- **Do this**
All lines featuring the string "name" are to be listed.

- **Information given**
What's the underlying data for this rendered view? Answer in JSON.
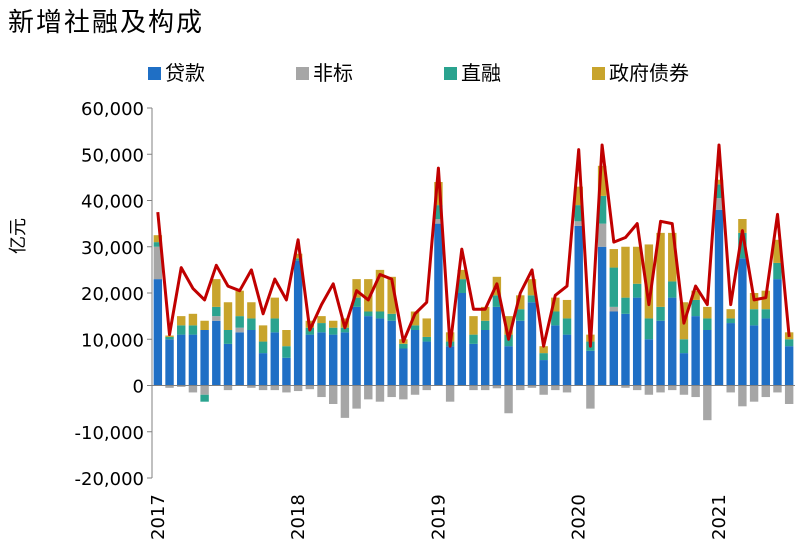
{
  "title": "新增社融及构成",
  "colors": {
    "loans": "#1f6fc5",
    "nonstandard": "#a6a6a6",
    "directfin": "#2aa38f",
    "govbonds": "#c8a42c",
    "total": "#c00000"
  },
  "chart_data": {
    "type": "bar",
    "stacked": true,
    "title": "新增社融及构成",
    "ylabel": "亿元",
    "ylim": [
      -20000,
      60000
    ],
    "yticks": [
      -20000,
      -10000,
      0,
      10000,
      20000,
      30000,
      40000,
      50000,
      60000
    ],
    "ytick_labels": [
      "-20,000",
      "-10,000",
      "0",
      "10,000",
      "20,000",
      "30,000",
      "40,000",
      "50,000",
      "60,000"
    ],
    "grid": false,
    "legend_position": "top",
    "x_tick_labels": [
      "2017",
      "2018",
      "2019",
      "2020",
      "2021"
    ],
    "x_tick_index": [
      0,
      12,
      24,
      36,
      48
    ],
    "categories": [
      "2017-01",
      "2017-02",
      "2017-03",
      "2017-04",
      "2017-05",
      "2017-06",
      "2017-07",
      "2017-08",
      "2017-09",
      "2017-10",
      "2017-11",
      "2017-12",
      "2018-01",
      "2018-02",
      "2018-03",
      "2018-04",
      "2018-05",
      "2018-06",
      "2018-07",
      "2018-08",
      "2018-09",
      "2018-10",
      "2018-11",
      "2018-12",
      "2019-01",
      "2019-02",
      "2019-03",
      "2019-04",
      "2019-05",
      "2019-06",
      "2019-07",
      "2019-08",
      "2019-09",
      "2019-10",
      "2019-11",
      "2019-12",
      "2020-01",
      "2020-02",
      "2020-03",
      "2020-04",
      "2020-05",
      "2020-06",
      "2020-07",
      "2020-08",
      "2020-09",
      "2020-10",
      "2020-11",
      "2020-12",
      "2021-01",
      "2021-02",
      "2021-03",
      "2021-04",
      "2021-05",
      "2021-06",
      "2021-07"
    ],
    "series": [
      {
        "name": "贷款",
        "values": [
          23000,
          10000,
          11000,
          11000,
          12000,
          14000,
          9000,
          11500,
          12000,
          7000,
          11500,
          6000,
          27000,
          11000,
          11500,
          11000,
          11500,
          17000,
          15000,
          14500,
          14000,
          8000,
          12000,
          9500,
          35000,
          8500,
          20000,
          9000,
          12000,
          17000,
          8500,
          14000,
          18000,
          5500,
          13000,
          11000,
          34500,
          7500,
          30000,
          16000,
          15500,
          19000,
          10000,
          14000,
          19000,
          7000,
          15000,
          12000,
          38000,
          13500,
          27500,
          13000,
          14500,
          23000,
          8500
        ]
      },
      {
        "name": "非标",
        "values": [
          7000,
          -500,
          -300,
          -1500,
          -2000,
          1000,
          -1000,
          1000,
          -500,
          -1000,
          -1000,
          -1500,
          -1200,
          -800,
          -2500,
          -4000,
          -7000,
          -5000,
          -3000,
          -3500,
          -2500,
          -3000,
          -2000,
          -1000,
          1000,
          -3500,
          0,
          -1000,
          -1000,
          -600,
          -6000,
          -1000,
          -500,
          -2000,
          -1000,
          -1500,
          1000,
          -5000,
          5000,
          1000,
          -500,
          -1000,
          -2000,
          -1500,
          -1000,
          -2000,
          -2500,
          -7500,
          2500,
          -1500,
          -4500,
          -3500,
          -2500,
          -1500,
          -4000
        ]
      },
      {
        "name": "直融",
        "values": [
          1000,
          500,
          2000,
          2000,
          -1500,
          2000,
          3000,
          2500,
          2500,
          2500,
          3000,
          2500,
          500,
          1500,
          2000,
          1500,
          1000,
          2000,
          1000,
          1500,
          1500,
          1000,
          1000,
          1000,
          3000,
          1000,
          3000,
          2000,
          2000,
          2500,
          2500,
          2500,
          1500,
          1500,
          3000,
          3500,
          3500,
          2000,
          6000,
          8500,
          3500,
          3000,
          4500,
          3000,
          3500,
          3000,
          3500,
          2500,
          3000,
          1000,
          5500,
          3500,
          2000,
          3500,
          1500
        ]
      },
      {
        "name": "政府债券",
        "values": [
          1500,
          300,
          2000,
          2500,
          2000,
          6000,
          6000,
          5500,
          3500,
          3500,
          4500,
          3500,
          1000,
          1500,
          1500,
          1500,
          2000,
          4000,
          7000,
          9000,
          8000,
          1000,
          3000,
          4000,
          5000,
          2000,
          2000,
          4000,
          3000,
          4000,
          4000,
          3000,
          3500,
          1500,
          3000,
          4000,
          4000,
          1500,
          6500,
          4000,
          11000,
          8000,
          16000,
          16000,
          10500,
          8000,
          2000,
          2500,
          1000,
          2000,
          3000,
          3500,
          4000,
          5000,
          1500
        ]
      }
    ],
    "total": {
      "name": "新增社融",
      "values": [
        37500,
        11000,
        25500,
        21000,
        18500,
        26000,
        21500,
        20500,
        25000,
        15500,
        23000,
        18500,
        31500,
        12000,
        17500,
        22000,
        12500,
        20500,
        18500,
        24000,
        23000,
        9500,
        15500,
        18000,
        47000,
        8500,
        29500,
        16500,
        16500,
        22000,
        10000,
        20000,
        25000,
        8500,
        19500,
        21500,
        51000,
        8500,
        52000,
        31000,
        32000,
        35000,
        17500,
        35500,
        35000,
        13500,
        21500,
        17500,
        52000,
        17500,
        33500,
        18500,
        19000,
        37000,
        10500
      ]
    }
  }
}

- **Answer**
        "name": "贷款",
        "name": "非标",
        "name": "直融",
        "name": "政府债券",
      "name": "新增社融",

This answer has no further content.